Please return the full listing below without altering anything.

(Figure data in JSON)
★ ★ ★ ★ ★

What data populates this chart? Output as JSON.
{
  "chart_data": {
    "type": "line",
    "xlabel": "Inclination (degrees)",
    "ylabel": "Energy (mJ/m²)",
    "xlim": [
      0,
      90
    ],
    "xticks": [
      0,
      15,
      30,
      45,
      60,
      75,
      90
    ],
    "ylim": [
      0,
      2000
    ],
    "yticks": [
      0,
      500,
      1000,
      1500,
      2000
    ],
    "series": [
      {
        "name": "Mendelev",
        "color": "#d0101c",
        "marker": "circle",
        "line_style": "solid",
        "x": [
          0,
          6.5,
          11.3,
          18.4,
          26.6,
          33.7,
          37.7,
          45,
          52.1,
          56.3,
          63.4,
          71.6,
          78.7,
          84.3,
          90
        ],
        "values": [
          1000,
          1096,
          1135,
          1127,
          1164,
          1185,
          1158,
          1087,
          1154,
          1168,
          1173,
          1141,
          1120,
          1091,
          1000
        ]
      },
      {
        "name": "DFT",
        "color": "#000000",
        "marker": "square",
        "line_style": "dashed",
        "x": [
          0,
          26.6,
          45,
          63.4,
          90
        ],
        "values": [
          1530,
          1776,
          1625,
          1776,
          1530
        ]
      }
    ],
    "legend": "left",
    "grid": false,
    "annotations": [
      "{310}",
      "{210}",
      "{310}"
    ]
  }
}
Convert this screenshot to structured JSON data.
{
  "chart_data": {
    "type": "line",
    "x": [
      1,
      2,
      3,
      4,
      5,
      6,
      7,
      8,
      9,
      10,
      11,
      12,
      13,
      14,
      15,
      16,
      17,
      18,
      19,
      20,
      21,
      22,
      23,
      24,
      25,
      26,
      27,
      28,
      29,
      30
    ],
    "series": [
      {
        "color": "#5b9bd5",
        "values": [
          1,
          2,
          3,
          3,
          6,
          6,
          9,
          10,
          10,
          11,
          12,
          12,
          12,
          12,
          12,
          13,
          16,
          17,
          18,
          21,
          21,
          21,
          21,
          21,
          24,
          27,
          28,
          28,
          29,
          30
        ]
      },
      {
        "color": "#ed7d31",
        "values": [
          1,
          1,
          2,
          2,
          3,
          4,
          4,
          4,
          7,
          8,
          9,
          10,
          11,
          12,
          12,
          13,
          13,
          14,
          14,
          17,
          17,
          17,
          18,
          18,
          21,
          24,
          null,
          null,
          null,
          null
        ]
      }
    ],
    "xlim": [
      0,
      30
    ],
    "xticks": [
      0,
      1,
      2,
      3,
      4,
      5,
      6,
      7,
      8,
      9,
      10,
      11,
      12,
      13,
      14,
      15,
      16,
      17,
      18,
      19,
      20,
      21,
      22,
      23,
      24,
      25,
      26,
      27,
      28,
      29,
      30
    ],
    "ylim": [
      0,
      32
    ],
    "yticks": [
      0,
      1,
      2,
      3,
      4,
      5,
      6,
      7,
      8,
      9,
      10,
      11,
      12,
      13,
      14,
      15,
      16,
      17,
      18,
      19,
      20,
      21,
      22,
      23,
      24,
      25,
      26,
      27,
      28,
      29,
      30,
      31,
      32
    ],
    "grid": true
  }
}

★ ★ ★ ★ ★

# Response to the task
What data populates this chart? Output as JSON.
{
  "chart_data": {
    "type": "line",
    "xlabel": "Inclination (degrees)",
    "ylabel": "Energy (mJ/m²)",
    "xlim": [
      0,
      90
    ],
    "xticks": [
      0,
      15,
      30,
      45,
      60,
      75,
      90
    ],
    "ylim": [
      0,
      2000
    ],
    "yticks": [
      0,
      500,
      1000,
      1500,
      2000
    ],
    "series": [
      {
        "name": "Mendelev",
        "color": "#d0101c",
        "marker": "circle",
        "line_style": "solid",
        "x": [
          0,
          6.5,
          11.3,
          18.4,
          26.6,
          33.7,
          37.7,
          45,
          52.1,
          56.3,
          63.4,
          71.6,
          78.7,
          84.3,
          90
        ],
        "values": [
          1000,
          1096,
          1135,
          1127,
          1164,
          1185,
          1158,
          1087,
          1154,
          1168,
          1173,
          1141,
          1120,
          1091,
          1000
        ]
      },
      {
        "name": "DFT",
        "color": "#000000",
        "marker": "square",
        "line_style": "dashed",
        "x": [
          0,
          26.6,
          45,
          63.4,
          90
        ],
        "values": [
          1530,
          1776,
          1625,
          1776,
          1530
        ]
      }
    ],
    "legend": "left",
    "grid": false,
    "annotations": [
      "{310}",
      "{210}",
      "{310}"
    ]
  }
}
Convert this screenshot to structured JSON data.
{
  "chart_data": {
    "type": "line",
    "x": [
      1,
      2,
      3,
      4,
      5,
      6,
      7,
      8,
      9,
      10,
      11,
      12,
      13,
      14,
      15,
      16,
      17,
      18,
      19,
      20,
      21,
      22,
      23,
      24,
      25,
      26,
      27,
      28,
      29,
      30
    ],
    "series": [
      {
        "color": "#5b9bd5",
        "values": [
          1,
          2,
          3,
          3,
          6,
          6,
          9,
          10,
          10,
          11,
          12,
          12,
          12,
          12,
          12,
          13,
          16,
          17,
          18,
          21,
          21,
          21,
          21,
          21,
          24,
          27,
          28,
          28,
          29,
          30
        ]
      },
      {
        "color": "#ed7d31",
        "values": [
          1,
          1,
          2,
          2,
          3,
          4,
          4,
          4,
          7,
          8,
          9,
          10,
          11,
          12,
          12,
          13,
          13,
          14,
          14,
          17,
          17,
          17,
          18,
          18,
          21,
          24,
          null,
          null,
          null,
          null
        ]
      }
    ],
    "xlim": [
      0,
      30
    ],
    "xticks": [
      0,
      1,
      2,
      3,
      4,
      5,
      6,
      7,
      8,
      9,
      10,
      11,
      12,
      13,
      14,
      15,
      16,
      17,
      18,
      19,
      20,
      21,
      22,
      23,
      24,
      25,
      26,
      27,
      28,
      29,
      30
    ],
    "ylim": [
      0,
      32
    ],
    "yticks": [
      0,
      1,
      2,
      3,
      4,
      5,
      6,
      7,
      8,
      9,
      10,
      11,
      12,
      13,
      14,
      15,
      16,
      17,
      18,
      19,
      20,
      21,
      22,
      23,
      24,
      25,
      26,
      27,
      28,
      29,
      30,
      31,
      32
    ],
    "grid": true
  }
}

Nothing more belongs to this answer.